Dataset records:
==========

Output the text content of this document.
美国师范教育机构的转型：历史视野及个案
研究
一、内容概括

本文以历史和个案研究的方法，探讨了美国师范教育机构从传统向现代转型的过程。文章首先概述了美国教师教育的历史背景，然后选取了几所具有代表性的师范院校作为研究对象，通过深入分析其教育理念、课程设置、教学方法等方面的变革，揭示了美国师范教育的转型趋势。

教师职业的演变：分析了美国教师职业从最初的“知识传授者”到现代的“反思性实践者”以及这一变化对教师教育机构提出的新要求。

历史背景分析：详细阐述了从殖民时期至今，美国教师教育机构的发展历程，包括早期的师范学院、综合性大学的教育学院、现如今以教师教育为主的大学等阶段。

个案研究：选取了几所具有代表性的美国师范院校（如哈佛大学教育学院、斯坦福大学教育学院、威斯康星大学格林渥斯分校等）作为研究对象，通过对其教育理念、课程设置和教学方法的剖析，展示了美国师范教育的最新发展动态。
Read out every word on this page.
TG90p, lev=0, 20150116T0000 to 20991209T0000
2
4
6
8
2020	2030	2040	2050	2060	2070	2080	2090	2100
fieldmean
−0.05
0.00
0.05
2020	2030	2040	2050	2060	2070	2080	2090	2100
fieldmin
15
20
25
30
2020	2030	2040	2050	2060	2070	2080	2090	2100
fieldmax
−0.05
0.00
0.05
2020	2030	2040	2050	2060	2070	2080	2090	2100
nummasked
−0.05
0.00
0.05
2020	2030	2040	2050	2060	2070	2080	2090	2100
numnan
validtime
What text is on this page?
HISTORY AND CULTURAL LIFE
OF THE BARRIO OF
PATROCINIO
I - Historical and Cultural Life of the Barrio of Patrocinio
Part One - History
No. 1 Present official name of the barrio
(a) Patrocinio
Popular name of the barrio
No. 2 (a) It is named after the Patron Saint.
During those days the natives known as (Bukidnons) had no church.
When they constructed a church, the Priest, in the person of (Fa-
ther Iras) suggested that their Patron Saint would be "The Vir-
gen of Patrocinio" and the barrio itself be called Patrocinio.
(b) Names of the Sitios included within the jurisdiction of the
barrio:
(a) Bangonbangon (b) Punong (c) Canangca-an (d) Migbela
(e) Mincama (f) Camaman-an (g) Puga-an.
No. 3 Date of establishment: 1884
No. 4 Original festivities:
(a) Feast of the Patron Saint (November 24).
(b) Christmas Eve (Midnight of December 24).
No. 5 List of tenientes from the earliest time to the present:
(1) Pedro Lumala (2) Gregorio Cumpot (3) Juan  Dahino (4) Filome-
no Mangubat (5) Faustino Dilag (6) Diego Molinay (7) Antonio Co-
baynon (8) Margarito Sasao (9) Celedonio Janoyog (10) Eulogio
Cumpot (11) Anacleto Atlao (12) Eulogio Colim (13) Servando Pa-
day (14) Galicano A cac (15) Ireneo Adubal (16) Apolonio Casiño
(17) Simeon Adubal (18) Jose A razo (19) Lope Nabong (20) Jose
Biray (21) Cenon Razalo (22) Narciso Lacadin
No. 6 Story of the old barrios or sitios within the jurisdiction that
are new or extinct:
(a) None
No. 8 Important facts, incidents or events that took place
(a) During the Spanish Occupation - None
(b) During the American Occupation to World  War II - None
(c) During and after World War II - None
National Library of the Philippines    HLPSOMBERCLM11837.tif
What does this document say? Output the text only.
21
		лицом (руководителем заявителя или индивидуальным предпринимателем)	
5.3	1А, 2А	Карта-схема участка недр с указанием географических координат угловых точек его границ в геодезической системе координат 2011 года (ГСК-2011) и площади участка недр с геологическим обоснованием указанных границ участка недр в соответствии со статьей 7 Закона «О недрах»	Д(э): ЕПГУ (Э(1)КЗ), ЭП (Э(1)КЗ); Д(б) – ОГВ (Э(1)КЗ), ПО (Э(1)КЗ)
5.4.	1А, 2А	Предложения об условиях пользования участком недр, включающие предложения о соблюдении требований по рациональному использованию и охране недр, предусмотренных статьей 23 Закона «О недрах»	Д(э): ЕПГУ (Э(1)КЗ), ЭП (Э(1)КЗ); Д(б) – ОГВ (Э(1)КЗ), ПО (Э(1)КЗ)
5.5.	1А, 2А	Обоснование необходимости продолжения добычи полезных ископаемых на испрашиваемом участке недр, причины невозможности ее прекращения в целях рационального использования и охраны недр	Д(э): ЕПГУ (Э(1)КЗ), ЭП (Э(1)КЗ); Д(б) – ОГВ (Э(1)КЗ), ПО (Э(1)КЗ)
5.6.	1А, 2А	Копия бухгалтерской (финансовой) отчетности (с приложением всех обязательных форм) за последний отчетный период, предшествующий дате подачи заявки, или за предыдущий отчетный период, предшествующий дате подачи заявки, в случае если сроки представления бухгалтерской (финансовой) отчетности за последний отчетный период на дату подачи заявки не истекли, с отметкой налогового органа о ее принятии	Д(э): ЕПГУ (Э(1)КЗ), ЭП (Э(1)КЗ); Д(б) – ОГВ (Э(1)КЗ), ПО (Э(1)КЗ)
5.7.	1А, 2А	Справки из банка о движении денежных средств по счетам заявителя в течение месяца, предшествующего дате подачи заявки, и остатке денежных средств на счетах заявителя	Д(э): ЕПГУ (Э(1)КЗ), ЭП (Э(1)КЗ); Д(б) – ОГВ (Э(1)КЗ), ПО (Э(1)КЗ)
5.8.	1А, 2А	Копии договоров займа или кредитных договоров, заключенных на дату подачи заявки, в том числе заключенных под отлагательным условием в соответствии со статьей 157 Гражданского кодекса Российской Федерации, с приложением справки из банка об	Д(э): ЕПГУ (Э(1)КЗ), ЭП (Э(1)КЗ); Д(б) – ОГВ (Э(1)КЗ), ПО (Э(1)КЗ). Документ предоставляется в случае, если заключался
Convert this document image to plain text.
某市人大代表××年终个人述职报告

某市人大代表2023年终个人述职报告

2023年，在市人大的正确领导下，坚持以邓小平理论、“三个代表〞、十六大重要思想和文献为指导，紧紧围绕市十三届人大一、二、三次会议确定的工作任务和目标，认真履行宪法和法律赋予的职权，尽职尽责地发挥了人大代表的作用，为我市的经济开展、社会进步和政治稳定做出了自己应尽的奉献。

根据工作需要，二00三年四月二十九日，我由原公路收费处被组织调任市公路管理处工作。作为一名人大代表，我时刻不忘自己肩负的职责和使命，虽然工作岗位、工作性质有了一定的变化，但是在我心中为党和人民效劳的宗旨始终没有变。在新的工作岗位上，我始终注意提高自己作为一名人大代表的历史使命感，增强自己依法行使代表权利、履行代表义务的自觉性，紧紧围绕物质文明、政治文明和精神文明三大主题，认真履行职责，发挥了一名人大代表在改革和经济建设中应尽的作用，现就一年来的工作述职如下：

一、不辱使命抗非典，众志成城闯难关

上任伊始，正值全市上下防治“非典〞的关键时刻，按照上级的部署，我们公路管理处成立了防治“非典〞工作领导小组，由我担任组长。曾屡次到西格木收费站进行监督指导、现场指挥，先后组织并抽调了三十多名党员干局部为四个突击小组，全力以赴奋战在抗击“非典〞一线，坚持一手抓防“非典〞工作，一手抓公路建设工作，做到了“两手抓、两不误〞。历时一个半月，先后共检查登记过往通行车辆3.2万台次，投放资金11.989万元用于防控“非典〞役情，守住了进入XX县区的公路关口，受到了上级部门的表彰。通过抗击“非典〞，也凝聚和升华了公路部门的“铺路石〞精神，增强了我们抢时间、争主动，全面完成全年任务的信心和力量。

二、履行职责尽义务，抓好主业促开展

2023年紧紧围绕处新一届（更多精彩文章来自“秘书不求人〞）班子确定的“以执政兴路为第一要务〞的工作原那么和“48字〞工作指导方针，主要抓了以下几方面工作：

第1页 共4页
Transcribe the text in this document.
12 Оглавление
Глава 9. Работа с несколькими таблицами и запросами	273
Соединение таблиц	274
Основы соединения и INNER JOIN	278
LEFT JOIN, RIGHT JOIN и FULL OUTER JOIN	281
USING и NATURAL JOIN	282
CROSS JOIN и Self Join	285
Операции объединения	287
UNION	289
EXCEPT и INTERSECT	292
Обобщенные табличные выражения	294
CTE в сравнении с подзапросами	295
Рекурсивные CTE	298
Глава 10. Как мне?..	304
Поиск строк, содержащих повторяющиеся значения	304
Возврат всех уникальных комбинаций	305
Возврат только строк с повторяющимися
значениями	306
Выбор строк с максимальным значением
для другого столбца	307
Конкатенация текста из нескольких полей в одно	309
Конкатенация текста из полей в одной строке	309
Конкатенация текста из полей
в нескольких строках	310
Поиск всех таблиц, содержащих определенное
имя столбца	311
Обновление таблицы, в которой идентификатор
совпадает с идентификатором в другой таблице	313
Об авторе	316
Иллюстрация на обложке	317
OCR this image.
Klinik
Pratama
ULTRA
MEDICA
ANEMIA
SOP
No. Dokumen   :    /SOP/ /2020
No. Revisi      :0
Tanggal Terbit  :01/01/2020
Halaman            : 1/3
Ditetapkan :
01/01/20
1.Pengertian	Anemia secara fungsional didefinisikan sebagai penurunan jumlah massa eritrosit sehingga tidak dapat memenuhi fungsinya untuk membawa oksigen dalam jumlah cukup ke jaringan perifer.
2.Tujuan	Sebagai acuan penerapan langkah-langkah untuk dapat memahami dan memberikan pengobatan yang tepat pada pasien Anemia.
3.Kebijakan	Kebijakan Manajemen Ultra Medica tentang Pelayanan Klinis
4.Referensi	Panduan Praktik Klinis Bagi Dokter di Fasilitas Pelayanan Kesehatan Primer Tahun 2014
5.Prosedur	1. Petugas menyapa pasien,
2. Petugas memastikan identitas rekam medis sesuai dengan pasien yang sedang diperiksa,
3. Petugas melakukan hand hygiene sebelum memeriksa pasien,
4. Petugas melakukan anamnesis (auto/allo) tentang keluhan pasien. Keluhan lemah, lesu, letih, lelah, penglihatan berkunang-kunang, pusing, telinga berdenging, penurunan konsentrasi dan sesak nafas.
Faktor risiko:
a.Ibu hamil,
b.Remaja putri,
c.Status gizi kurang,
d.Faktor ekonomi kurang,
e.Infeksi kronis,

==========

### [REQUIRED WORK]
Select every line of the material above holding the word "text" and copy it.

### [OUTPUT]
Output the text content of this document.
What text is on this page?
What does this document say? Output the text only.
Convert this document image to plain text.
Transcribe the text in this document.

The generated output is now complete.